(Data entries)
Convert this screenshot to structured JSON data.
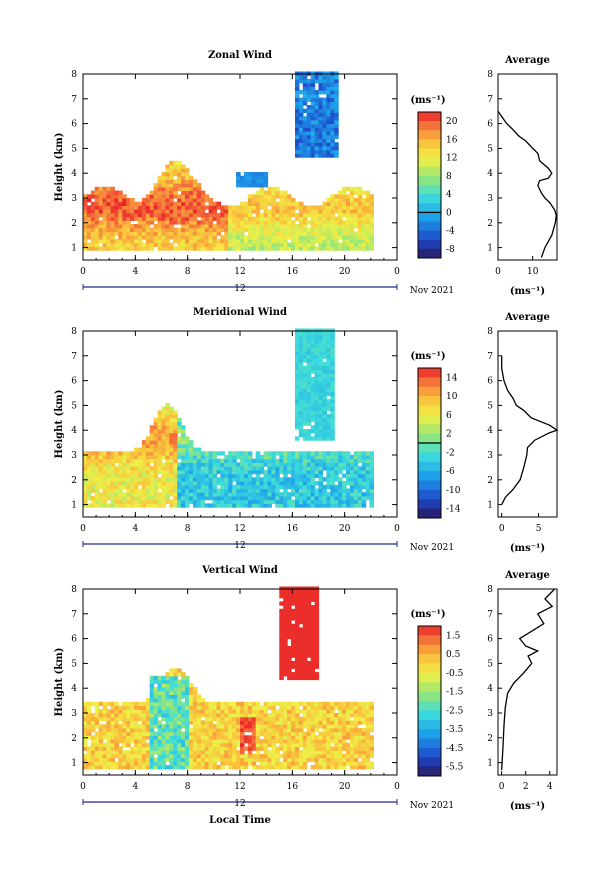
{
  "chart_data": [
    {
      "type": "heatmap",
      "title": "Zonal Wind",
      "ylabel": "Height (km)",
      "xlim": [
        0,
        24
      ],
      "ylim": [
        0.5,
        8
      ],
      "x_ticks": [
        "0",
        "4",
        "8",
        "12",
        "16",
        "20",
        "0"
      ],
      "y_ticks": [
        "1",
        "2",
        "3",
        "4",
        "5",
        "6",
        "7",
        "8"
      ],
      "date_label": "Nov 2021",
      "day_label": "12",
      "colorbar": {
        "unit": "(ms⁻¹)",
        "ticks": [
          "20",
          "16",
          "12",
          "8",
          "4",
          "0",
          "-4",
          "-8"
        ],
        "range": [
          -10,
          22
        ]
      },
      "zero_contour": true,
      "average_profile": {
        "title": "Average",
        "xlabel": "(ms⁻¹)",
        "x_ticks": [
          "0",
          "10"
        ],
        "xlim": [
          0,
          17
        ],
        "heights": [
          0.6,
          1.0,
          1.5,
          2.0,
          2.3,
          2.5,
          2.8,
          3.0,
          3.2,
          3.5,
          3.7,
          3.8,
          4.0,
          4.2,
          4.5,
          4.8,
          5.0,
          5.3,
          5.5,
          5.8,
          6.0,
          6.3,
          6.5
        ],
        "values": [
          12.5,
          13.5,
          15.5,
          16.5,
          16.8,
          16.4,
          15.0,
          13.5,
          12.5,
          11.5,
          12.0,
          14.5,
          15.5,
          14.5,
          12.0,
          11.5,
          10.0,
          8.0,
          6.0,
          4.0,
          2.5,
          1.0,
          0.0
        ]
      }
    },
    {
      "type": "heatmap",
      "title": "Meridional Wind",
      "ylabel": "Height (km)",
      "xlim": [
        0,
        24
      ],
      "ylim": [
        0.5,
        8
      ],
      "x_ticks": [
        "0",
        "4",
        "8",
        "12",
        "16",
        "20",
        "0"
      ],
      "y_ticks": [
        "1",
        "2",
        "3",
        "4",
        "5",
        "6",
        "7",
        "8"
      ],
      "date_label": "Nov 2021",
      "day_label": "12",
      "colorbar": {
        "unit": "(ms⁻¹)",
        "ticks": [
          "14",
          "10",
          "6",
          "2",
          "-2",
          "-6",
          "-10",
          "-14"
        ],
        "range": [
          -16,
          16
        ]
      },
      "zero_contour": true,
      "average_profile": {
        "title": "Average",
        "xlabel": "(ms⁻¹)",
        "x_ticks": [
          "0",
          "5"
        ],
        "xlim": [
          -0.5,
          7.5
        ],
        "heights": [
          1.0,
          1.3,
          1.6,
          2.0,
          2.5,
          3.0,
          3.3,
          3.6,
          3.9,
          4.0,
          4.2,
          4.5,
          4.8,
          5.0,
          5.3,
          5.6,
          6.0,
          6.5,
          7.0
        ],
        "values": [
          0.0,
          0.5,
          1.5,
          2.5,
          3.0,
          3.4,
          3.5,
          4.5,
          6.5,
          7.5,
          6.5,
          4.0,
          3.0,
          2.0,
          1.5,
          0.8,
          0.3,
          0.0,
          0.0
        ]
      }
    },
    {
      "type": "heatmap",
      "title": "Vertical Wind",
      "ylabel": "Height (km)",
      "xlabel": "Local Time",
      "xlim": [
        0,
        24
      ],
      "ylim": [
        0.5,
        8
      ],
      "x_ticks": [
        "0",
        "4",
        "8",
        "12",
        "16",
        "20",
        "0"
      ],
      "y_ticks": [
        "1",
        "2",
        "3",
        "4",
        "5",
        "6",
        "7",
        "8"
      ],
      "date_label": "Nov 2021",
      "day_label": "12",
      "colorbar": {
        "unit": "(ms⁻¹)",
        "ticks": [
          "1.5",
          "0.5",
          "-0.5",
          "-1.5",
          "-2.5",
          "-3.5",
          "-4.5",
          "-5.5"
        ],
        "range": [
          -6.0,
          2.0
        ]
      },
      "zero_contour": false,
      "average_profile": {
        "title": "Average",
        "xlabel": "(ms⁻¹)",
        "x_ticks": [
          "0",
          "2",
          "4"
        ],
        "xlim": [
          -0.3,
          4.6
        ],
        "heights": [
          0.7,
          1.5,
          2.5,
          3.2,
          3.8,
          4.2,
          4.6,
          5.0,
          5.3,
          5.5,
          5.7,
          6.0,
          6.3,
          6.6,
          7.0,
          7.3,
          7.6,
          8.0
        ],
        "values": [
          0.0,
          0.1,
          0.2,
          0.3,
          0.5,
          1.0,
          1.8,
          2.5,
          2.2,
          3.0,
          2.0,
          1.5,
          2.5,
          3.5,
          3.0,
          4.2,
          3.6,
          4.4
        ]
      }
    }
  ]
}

--

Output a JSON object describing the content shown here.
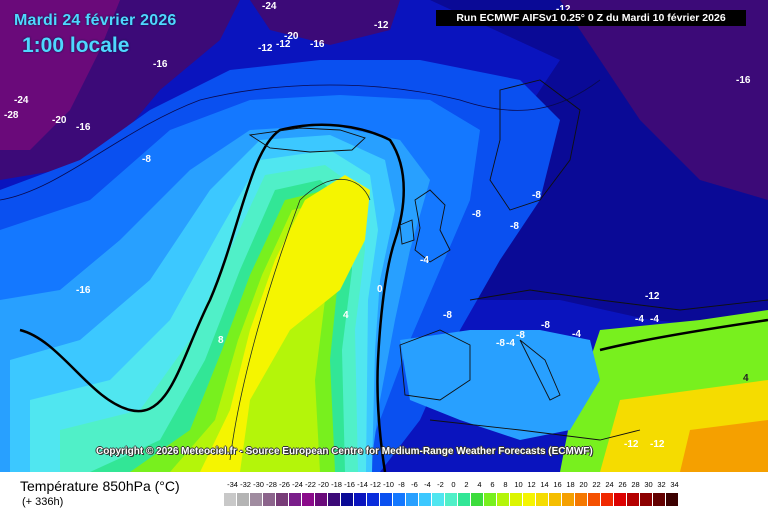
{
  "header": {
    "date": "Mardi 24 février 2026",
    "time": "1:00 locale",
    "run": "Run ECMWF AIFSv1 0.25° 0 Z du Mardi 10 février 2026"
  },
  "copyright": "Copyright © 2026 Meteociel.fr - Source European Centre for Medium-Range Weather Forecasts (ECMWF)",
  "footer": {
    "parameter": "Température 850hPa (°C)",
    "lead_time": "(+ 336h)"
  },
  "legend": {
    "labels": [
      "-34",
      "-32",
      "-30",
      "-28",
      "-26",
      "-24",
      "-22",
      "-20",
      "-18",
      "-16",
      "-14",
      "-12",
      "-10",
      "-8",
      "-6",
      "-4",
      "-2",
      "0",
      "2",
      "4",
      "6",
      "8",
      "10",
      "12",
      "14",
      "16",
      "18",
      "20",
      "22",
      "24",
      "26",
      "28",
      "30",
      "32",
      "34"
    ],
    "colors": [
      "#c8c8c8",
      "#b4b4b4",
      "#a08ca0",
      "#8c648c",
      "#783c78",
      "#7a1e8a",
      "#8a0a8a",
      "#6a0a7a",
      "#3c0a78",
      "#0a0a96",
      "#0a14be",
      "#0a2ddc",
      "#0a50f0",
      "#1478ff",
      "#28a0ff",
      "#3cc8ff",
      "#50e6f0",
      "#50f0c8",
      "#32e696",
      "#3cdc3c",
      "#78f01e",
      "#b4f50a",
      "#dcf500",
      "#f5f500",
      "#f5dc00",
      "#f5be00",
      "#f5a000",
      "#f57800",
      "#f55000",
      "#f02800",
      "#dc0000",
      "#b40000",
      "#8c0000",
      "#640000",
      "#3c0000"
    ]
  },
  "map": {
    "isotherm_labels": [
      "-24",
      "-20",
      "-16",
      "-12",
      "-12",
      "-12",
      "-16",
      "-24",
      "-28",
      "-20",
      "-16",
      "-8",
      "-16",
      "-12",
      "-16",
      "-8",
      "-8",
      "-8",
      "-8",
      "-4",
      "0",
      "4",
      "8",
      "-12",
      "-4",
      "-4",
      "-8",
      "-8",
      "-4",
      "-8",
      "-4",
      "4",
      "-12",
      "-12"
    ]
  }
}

Problem statement: Find the lines of the material that hold the word "Mardi" and report their count alone.

Reply to the task: 2